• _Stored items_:
-*-*-

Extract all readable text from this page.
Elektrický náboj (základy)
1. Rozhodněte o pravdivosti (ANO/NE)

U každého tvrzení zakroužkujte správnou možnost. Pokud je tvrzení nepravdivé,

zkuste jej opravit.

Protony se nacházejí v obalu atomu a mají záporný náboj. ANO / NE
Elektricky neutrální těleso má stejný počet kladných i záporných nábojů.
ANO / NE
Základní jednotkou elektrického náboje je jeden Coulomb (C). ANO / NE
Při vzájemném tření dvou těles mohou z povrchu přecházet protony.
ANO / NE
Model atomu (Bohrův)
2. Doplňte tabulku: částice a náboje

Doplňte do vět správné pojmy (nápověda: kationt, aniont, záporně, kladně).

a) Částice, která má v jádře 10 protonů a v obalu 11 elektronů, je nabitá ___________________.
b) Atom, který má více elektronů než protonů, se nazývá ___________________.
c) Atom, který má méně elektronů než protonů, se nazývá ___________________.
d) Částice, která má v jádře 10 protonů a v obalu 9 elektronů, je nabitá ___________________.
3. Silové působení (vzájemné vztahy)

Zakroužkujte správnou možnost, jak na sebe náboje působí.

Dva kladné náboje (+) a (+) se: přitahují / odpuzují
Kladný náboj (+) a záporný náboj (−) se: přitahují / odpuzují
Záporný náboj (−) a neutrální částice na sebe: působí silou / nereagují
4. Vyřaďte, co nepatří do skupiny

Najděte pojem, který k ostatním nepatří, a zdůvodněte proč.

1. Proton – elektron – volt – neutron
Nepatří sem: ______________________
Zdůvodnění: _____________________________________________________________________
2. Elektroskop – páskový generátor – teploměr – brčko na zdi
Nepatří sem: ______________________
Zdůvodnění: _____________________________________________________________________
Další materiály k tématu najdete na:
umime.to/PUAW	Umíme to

-*-*-

Tally the lines of the records holding the word "sebe", then give only the resulting number.

• _The reply_:
2